# MATERIAL SUPPLIED
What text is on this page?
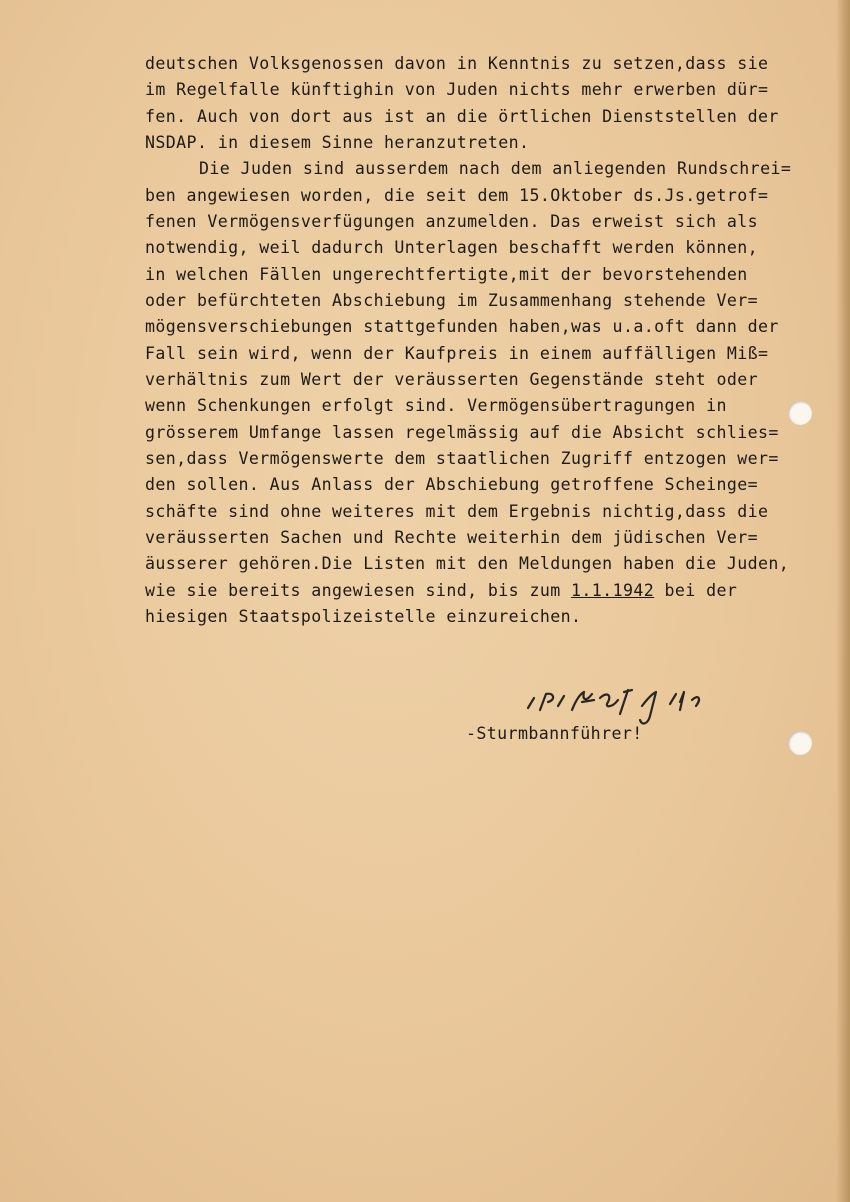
deutschen Volksgenossen davon in Kenntnis zu setzen,dass sie
im Regelfalle künftighin von Juden nichts mehr erwerben dür=
fen. Auch von dort aus ist an die örtlichen Dienststellen der
NSDAP. in diesem Sinne heranzutreten.
Die Juden sind ausserdem nach dem anliegenden Rundschrei=
ben angewiesen worden, die seit dem 15.Oktober ds.Js.getrof=
fenen Vermögensverfügungen anzumelden. Das erweist sich als
notwendig, weil dadurch Unterlagen beschafft werden können,
in welchen Fällen ungerechtfertigte,mit der bevorstehenden
oder befürchteten Abschiebung im Zusammenhang stehende Ver=
mögensverschiebungen stattgefunden haben,was u.a.oft dann der
Fall sein wird, wenn der Kaufpreis in einem auffälligen Miß=
verhältnis zum Wert der veräusserten Gegenstände steht oder
wenn Schenkungen erfolgt sind. Vermögensübertragungen in
grösserem Umfange lassen regelmässig auf die Absicht schlies=
sen,dass Vermögenswerte dem staatlichen Zugriff entzogen wer=
den sollen. Aus Anlass der Abschiebung getroffene Scheinge=
schäfte sind ohne weiteres mit dem Ergebnis nichtig,dass die
veräusserten Sachen und Rechte weiterhin dem jüdischen Ver=
äusserer gehören.Die Listen mit den Meldungen haben die Juden,
wie sie bereits angewiesen sind, bis zum 1.1.1942 bei der
hiesigen Staatspolizeistelle einzureichen.
Pl. Stg.
-Sturmbannführer!
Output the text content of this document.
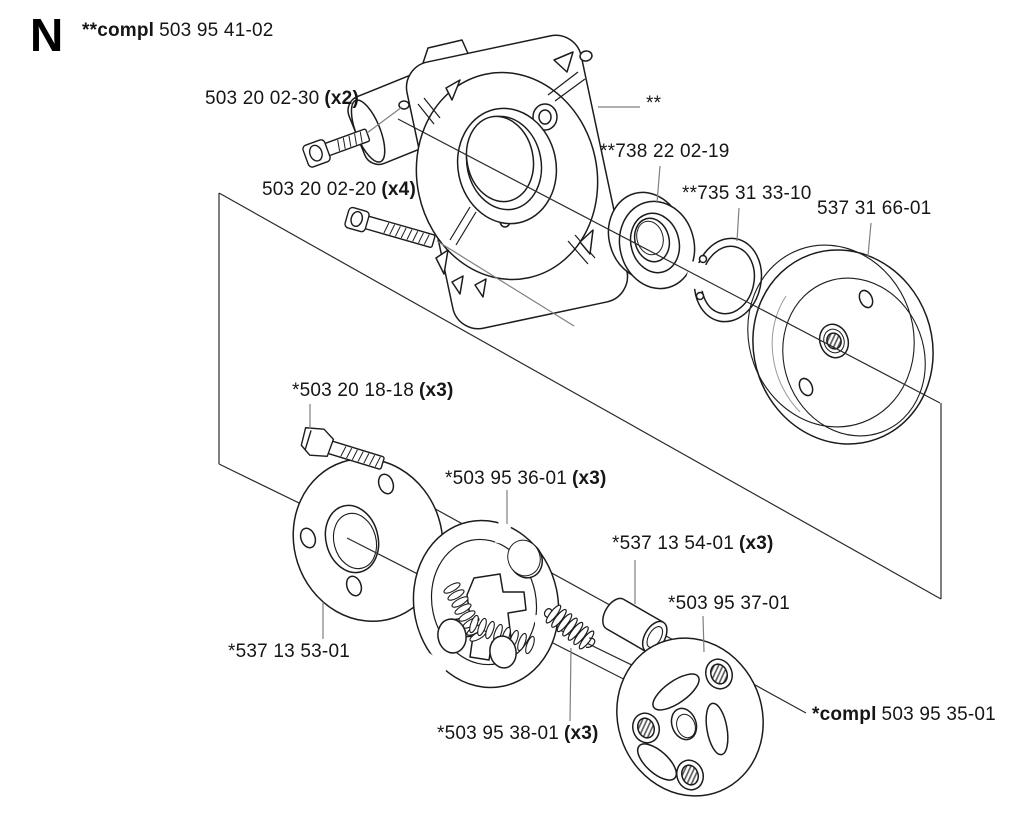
N **compl 503 95 41-02
503 20 02-30 (x2)
503 20 02-20 (x4)
**
**738 22 02-19
**735 31 33-10
537 31 66-01
*503 20 18-18 (x3)
*503 95 36-01 (x3)
*537 13 54-01 (x3)
*503 95 37-01
*537 13 53-01
*503 95 38-01 (x3)
*compl 503 95 35-01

# WHAT TO DO
Everything from the line with "Output the text content of this document." through the end of the records above, and nothing else, is to be quoted exactly; please leave the pictures out.

# THE ANSWER
Output the text content of this document.
N **compl 503 95 41-02
503 20 02-30 (x2)
503 20 02-20 (x4)
**
**738 22 02-19
**735 31 33-10
537 31 66-01
*503 20 18-18 (x3)
*503 95 36-01 (x3)
*537 13 54-01 (x3)
*503 95 37-01
*537 13 53-01
*503 95 38-01 (x3)
*compl 503 95 35-01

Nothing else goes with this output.